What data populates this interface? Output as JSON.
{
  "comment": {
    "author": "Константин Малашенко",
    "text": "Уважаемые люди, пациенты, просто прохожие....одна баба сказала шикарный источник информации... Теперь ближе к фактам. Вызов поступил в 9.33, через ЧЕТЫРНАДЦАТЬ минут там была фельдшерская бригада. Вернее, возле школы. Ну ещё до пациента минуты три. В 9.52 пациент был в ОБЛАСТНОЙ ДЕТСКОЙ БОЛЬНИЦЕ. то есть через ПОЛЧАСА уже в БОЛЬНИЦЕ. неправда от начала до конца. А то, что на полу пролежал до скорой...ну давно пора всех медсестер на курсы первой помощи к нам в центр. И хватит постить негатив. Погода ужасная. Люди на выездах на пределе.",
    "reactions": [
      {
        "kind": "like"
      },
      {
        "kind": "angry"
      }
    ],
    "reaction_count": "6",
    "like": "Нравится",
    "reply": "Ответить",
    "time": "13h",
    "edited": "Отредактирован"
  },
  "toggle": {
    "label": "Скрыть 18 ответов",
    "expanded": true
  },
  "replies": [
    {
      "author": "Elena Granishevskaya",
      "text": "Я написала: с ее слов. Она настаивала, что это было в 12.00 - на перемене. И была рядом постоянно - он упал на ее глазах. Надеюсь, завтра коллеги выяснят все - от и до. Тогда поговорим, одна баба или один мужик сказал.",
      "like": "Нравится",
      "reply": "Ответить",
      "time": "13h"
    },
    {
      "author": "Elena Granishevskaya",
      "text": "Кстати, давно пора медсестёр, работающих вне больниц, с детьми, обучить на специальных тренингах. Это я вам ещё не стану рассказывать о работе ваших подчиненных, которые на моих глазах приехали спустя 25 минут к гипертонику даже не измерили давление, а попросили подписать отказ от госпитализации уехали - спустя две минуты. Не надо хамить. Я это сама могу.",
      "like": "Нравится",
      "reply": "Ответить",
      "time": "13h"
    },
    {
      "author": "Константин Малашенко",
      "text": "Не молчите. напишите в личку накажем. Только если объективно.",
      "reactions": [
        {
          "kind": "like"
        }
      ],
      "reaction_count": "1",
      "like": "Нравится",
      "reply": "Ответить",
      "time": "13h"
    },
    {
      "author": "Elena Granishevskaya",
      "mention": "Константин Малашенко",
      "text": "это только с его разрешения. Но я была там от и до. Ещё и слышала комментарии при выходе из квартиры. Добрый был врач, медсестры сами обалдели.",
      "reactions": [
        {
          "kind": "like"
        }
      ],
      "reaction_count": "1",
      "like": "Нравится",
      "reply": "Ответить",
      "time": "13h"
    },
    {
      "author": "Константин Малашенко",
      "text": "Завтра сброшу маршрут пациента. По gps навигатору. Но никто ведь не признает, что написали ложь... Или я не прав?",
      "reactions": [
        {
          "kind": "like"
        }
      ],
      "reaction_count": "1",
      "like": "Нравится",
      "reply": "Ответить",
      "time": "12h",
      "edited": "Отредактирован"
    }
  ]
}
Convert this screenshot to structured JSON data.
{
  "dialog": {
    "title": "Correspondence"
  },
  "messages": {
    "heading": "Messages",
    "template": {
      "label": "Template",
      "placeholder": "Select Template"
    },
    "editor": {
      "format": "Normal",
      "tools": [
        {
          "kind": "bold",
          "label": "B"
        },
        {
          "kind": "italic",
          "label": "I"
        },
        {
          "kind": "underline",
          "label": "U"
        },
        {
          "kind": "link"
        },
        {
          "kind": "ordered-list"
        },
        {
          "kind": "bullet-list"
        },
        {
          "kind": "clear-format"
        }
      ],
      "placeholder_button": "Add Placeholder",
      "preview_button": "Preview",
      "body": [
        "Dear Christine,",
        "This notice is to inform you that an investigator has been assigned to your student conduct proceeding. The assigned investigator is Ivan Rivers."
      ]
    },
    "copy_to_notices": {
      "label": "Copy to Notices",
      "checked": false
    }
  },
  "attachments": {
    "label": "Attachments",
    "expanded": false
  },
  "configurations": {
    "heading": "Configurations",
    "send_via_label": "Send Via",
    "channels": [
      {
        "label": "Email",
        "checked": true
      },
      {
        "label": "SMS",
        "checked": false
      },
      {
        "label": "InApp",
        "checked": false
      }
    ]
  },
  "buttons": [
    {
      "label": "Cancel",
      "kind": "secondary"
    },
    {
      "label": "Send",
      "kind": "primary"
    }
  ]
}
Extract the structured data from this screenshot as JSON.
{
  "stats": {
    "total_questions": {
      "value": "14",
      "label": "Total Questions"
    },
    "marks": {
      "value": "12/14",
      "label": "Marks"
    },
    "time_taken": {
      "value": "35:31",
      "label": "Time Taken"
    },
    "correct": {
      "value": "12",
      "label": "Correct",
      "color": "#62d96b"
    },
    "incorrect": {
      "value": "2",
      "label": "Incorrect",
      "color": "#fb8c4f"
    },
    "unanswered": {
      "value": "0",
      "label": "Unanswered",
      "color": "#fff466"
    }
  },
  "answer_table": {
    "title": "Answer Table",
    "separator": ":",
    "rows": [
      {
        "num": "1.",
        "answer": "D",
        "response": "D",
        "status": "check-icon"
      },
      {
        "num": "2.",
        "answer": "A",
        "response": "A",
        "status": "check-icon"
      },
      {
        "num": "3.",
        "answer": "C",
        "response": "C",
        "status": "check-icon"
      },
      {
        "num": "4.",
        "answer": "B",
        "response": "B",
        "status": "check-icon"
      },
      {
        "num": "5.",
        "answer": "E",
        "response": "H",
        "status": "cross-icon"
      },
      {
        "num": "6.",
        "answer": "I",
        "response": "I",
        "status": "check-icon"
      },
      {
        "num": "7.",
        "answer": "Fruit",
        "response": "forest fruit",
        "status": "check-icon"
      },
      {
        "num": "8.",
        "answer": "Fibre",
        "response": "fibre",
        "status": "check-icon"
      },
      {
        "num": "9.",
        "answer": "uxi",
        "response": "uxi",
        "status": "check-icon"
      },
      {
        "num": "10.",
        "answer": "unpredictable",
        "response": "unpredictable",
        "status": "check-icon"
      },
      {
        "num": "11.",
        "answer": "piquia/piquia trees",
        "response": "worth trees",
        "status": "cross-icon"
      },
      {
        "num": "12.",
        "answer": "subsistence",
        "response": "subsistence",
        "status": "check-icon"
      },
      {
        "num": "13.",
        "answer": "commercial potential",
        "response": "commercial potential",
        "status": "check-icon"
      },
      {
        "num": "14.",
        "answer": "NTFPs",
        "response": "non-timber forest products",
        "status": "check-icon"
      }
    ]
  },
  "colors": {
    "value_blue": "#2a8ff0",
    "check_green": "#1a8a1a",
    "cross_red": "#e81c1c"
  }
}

•••••

* What is asked
Extract all the material, leaving every line as it is.

* Answer to this task
What data populates this interface? Output as JSON.
{
  "comment": {
    "author": "Константин Малашенко",
    "text": "Уважаемые люди, пациенты, просто прохожие....одна баба сказала шикарный источник информации... Теперь ближе к фактам. Вызов поступил в 9.33, через ЧЕТЫРНАДЦАТЬ минут там была фельдшерская бригада. Вернее, возле школы. Ну ещё до пациента минуты три. В 9.52 пациент был в ОБЛАСТНОЙ ДЕТСКОЙ БОЛЬНИЦЕ. то есть через ПОЛЧАСА уже в БОЛЬНИЦЕ. неправда от начала до конца. А то, что на полу пролежал до скорой...ну давно пора всех медсестер на курсы первой помощи к нам в центр. И хватит постить негатив. Погода ужасная. Люди на выездах на пределе.",
    "reactions": [
      {
        "kind": "like"
      },
      {
        "kind": "angry"
      }
    ],
    "reaction_count": "6",
    "like": "Нравится",
    "reply": "Ответить",
    "time": "13h",
    "edited": "Отредактирован"
  },
  "toggle": {
    "label": "Скрыть 18 ответов",
    "expanded": true
  },
  "replies": [
    {
      "author": "Elena Granishevskaya",
      "text": "Я написала: с ее слов. Она настаивала, что это было в 12.00 - на перемене. И была рядом постоянно - он упал на ее глазах. Надеюсь, завтра коллеги выяснят все - от и до. Тогда поговорим, одна баба или один мужик сказал.",
      "like": "Нравится",
      "reply": "Ответить",
      "time": "13h"
    },
    {
      "author": "Elena Granishevskaya",
      "text": "Кстати, давно пора медсестёр, работающих вне больниц, с детьми, обучить на специальных тренингах. Это я вам ещё не стану рассказывать о работе ваших подчиненных, которые на моих глазах приехали спустя 25 минут к гипертонику даже не измерили давление, а попросили подписать отказ от госпитализации уехали - спустя две минуты. Не надо хамить. Я это сама могу.",
      "like": "Нравится",
      "reply": "Ответить",
      "time": "13h"
    },
    {
      "author": "Константин Малашенко",
      "text": "Не молчите. напишите в личку накажем. Только если объективно.",
      "reactions": [
        {
          "kind": "like"
        }
      ],
      "reaction_count": "1",
      "like": "Нравится",
      "reply": "Ответить",
      "time": "13h"
    },
    {
      "author": "Elena Granishevskaya",
      "mention": "Константин Малашенко",
      "text": "это только с его разрешения. Но я была там от и до. Ещё и слышала комментарии при выходе из квартиры. Добрый был врач, медсестры сами обалдели.",
      "reactions": [
        {
          "kind": "like"
        }
      ],
      "reaction_count": "1",
      "like": "Нравится",
      "reply": "Ответить",
      "time": "13h"
    },
    {
      "author": "Константин Малашенко",
      "text": "Завтра сброшу маршрут пациента. По gps навигатору. Но никто ведь не признает, что написали ложь... Или я не прав?",
      "reactions": [
        {
          "kind": "like"
        }
      ],
      "reaction_count": "1",
      "like": "Нравится",
      "reply": "Ответить",
      "time": "12h",
      "edited": "Отредактирован"
    }
  ]
}
Convert this screenshot to structured JSON data.
{
  "dialog": {
    "title": "Correspondence"
  },
  "messages": {
    "heading": "Messages",
    "template": {
      "label": "Template",
      "placeholder": "Select Template"
    },
    "editor": {
      "format": "Normal",
      "tools": [
        {
          "kind": "bold",
          "label": "B"
        },
        {
          "kind": "italic",
          "label": "I"
        },
        {
          "kind": "underline",
          "label": "U"
        },
        {
          "kind": "link"
        },
        {
          "kind": "ordered-list"
        },
        {
          "kind": "bullet-list"
        },
        {
          "kind": "clear-format"
        }
      ],
      "placeholder_button": "Add Placeholder",
      "preview_button": "Preview",
      "body": [
        "Dear Christine,",
        "This notice is to inform you that an investigator has been assigned to your student conduct proceeding. The assigned investigator is Ivan Rivers."
      ]
    },
    "copy_to_notices": {
      "label": "Copy to Notices",
      "checked": false
    }
  },
  "attachments": {
    "label": "Attachments",
    "expanded": false
  },
  "configurations": {
    "heading": "Configurations",
    "send_via_label": "Send Via",
    "channels": [
      {
        "label": "Email",
        "checked": true
      },
      {
        "label": "SMS",
        "checked": false
      },
      {
        "label": "InApp",
        "checked": false
      }
    ]
  },
  "buttons": [
    {
      "label": "Cancel",
      "kind": "secondary"
    },
    {
      "label": "Send",
      "kind": "primary"
    }
  ]
}
Extract the structured data from this screenshot as JSON.
{
  "stats": {
    "total_questions": {
      "value": "14",
      "label": "Total Questions"
    },
    "marks": {
      "value": "12/14",
      "label": "Marks"
    },
    "time_taken": {
      "value": "35:31",
      "label": "Time Taken"
    },
    "correct": {
      "value": "12",
      "label": "Correct",
      "color": "#62d96b"
    },
    "incorrect": {
      "value": "2",
      "label": "Incorrect",
      "color": "#fb8c4f"
    },
    "unanswered": {
      "value": "0",
      "label": "Unanswered",
      "color": "#fff466"
    }
  },
  "answer_table": {
    "title": "Answer Table",
    "separator": ":",
    "rows": [
      {
        "num": "1.",
        "answer": "D",
        "response": "D",
        "status": "check-icon"
      },
      {
        "num": "2.",
        "answer": "A",
        "response": "A",
        "status": "check-icon"
      },
      {
        "num": "3.",
        "answer": "C",
        "response": "C",
        "status": "check-icon"
      },
      {
        "num": "4.",
        "answer": "B",
        "response": "B",
        "status": "check-icon"
      },
      {
        "num": "5.",
        "answer": "E",
        "response": "H",
        "status": "cross-icon"
      },
      {
        "num": "6.",
        "answer": "I",
        "response": "I",
        "status": "check-icon"
      },
      {
        "num": "7.",
        "answer": "Fruit",
        "response": "forest fruit",
        "status": "check-icon"
      },
      {
        "num": "8.",
        "answer": "Fibre",
        "response": "fibre",
        "status": "check-icon"
      },
      {
        "num": "9.",
        "answer": "uxi",
        "response": "uxi",
        "status": "check-icon"
      },
      {
        "num": "10.",
        "answer": "unpredictable",
        "response": "unpredictable",
        "status": "check-icon"
      },
      {
        "num": "11.",
        "answer": "piquia/piquia trees",
        "response": "worth trees",
        "status": "cross-icon"
      },
      {
        "num": "12.",
        "answer": "subsistence",
        "response": "subsistence",
        "status": "check-icon"
      },
      {
        "num": "13.",
        "answer": "commercial potential",
        "response": "commercial potential",
        "status": "check-icon"
      },
      {
        "num": "14.",
        "answer": "NTFPs",
        "response": "non-timber forest products",
        "status": "check-icon"
      }
    ]
  },
  "colors": {
    "value_blue": "#2a8ff0",
    "check_green": "#1a8a1a",
    "cross_red": "#e81c1c"
  }
}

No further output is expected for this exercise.